START Material
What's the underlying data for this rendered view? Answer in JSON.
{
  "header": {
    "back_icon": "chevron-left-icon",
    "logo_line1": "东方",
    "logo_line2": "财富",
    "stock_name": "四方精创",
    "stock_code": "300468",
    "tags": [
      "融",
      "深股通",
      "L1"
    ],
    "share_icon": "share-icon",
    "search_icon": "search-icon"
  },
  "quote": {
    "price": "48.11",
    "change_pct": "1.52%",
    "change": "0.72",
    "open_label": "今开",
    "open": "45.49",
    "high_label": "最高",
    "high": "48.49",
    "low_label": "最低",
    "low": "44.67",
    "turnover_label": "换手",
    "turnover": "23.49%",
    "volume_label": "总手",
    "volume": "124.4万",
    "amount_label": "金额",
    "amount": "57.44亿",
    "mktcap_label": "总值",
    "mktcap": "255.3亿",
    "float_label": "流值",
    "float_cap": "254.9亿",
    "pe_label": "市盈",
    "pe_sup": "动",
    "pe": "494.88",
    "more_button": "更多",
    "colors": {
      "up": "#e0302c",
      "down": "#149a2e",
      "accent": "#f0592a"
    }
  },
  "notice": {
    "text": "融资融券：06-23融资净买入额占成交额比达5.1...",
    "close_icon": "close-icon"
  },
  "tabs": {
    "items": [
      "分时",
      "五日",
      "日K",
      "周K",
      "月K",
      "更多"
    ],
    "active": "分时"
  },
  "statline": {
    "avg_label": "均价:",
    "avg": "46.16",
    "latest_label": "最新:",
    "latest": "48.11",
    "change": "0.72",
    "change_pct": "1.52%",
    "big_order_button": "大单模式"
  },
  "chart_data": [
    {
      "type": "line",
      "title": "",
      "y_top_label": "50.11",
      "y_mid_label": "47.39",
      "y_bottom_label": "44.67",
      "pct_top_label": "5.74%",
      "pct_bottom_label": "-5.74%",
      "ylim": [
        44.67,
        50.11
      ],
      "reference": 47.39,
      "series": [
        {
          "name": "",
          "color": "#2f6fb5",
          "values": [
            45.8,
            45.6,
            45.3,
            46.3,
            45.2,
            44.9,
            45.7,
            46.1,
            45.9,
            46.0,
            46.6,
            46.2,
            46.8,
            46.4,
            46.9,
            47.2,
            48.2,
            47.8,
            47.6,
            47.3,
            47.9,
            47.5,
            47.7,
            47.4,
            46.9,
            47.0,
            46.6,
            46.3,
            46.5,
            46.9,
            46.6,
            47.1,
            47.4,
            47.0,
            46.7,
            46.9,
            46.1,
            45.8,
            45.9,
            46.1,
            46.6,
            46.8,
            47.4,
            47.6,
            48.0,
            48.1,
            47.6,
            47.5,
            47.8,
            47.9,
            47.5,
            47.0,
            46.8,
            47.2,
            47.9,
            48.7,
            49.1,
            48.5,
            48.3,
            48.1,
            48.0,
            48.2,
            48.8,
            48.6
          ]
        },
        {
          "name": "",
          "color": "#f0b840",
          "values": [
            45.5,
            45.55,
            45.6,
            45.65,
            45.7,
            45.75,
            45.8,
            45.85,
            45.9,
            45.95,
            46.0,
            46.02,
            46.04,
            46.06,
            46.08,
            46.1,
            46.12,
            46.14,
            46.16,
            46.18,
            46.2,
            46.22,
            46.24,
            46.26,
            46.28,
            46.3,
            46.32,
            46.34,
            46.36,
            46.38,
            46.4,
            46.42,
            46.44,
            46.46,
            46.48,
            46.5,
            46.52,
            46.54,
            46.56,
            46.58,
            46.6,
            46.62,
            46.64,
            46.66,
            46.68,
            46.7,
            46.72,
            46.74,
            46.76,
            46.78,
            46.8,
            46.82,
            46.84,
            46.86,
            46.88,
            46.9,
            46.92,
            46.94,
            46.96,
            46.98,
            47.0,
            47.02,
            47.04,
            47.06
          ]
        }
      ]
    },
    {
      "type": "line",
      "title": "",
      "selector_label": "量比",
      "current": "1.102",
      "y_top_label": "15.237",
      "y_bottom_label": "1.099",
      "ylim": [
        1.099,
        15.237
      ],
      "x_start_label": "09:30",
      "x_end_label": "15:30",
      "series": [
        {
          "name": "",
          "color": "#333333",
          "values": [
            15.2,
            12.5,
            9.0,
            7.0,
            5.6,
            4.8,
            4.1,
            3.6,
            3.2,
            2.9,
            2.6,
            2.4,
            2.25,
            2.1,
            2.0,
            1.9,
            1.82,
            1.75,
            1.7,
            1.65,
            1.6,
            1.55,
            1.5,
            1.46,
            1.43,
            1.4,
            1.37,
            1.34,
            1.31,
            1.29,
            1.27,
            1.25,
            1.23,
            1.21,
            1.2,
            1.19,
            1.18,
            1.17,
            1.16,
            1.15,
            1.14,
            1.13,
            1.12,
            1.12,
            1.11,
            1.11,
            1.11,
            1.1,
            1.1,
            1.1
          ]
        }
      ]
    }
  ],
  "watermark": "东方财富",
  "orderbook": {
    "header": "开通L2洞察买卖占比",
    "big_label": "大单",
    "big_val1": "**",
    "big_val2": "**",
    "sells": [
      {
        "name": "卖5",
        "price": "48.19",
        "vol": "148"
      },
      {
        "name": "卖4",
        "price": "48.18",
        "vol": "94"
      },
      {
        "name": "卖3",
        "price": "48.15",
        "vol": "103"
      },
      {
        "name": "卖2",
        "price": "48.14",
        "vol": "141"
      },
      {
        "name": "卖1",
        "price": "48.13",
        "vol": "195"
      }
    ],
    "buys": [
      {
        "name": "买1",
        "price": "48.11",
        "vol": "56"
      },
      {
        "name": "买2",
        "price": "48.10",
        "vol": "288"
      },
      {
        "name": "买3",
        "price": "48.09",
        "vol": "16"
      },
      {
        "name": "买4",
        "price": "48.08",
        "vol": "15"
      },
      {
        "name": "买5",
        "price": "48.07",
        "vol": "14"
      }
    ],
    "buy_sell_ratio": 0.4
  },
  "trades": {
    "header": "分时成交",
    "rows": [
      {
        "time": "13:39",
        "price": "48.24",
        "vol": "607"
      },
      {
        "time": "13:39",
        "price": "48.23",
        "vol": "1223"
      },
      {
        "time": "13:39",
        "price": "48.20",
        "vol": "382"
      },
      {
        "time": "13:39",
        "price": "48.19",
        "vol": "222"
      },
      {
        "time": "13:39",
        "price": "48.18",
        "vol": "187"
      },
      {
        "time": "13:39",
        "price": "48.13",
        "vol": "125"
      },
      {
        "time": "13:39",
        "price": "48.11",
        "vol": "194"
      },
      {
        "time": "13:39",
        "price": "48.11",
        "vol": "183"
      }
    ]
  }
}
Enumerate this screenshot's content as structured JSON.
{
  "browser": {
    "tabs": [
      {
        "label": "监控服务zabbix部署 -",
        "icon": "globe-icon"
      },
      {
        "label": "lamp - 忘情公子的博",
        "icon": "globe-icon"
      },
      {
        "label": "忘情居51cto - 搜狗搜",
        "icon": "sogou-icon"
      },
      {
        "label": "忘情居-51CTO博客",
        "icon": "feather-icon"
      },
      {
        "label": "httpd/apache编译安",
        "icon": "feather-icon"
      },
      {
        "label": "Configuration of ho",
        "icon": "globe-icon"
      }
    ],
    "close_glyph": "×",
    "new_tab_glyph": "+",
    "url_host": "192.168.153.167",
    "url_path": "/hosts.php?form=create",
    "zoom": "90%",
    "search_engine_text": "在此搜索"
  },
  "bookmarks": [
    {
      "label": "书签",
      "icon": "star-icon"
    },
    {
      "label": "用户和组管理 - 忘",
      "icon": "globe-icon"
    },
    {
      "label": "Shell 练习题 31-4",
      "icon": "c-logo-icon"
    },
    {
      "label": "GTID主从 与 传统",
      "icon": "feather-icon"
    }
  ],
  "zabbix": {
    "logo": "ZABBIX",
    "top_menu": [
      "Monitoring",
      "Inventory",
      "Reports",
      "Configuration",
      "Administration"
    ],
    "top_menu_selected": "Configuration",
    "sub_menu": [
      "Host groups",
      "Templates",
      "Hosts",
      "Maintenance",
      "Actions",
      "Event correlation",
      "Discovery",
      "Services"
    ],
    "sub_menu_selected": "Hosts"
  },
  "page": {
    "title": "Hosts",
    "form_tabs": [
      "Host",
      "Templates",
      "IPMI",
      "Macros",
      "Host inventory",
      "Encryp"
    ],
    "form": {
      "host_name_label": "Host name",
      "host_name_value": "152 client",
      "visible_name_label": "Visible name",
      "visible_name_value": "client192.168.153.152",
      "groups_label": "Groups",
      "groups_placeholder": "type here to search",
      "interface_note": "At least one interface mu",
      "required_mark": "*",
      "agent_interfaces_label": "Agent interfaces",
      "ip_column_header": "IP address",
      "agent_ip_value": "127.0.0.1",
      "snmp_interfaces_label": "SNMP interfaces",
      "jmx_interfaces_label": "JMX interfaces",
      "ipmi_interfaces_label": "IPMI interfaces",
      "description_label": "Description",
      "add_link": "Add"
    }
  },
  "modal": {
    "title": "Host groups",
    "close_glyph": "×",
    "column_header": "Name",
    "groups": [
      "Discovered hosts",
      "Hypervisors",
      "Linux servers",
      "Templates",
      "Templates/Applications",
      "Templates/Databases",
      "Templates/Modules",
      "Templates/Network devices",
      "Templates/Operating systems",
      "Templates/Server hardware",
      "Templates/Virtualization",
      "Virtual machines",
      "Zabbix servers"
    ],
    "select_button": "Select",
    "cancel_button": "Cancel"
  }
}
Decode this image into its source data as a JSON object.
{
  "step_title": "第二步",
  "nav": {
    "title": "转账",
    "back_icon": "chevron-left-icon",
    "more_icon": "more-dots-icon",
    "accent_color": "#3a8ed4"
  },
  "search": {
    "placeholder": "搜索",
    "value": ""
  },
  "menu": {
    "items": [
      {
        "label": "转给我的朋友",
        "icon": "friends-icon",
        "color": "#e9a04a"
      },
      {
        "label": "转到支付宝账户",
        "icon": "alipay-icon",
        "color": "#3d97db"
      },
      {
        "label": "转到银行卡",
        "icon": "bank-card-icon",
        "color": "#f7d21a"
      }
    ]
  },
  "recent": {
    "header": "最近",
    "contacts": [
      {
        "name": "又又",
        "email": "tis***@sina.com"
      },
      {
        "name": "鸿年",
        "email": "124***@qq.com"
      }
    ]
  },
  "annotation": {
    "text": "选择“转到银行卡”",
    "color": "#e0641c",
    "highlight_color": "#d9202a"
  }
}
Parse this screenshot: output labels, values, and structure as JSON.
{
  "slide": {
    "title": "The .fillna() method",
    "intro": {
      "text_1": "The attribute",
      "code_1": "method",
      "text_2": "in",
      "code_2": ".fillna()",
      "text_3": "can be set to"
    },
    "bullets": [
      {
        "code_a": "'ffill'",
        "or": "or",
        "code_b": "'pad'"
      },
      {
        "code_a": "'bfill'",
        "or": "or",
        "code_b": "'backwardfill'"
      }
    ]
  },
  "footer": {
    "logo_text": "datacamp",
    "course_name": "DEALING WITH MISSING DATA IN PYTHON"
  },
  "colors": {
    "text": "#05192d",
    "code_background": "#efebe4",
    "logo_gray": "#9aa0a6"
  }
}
END Material
- What is needed:
Among the lines of the data above, determine how many contain the word "IPMI". Report the number alone.

- Worked solution:
2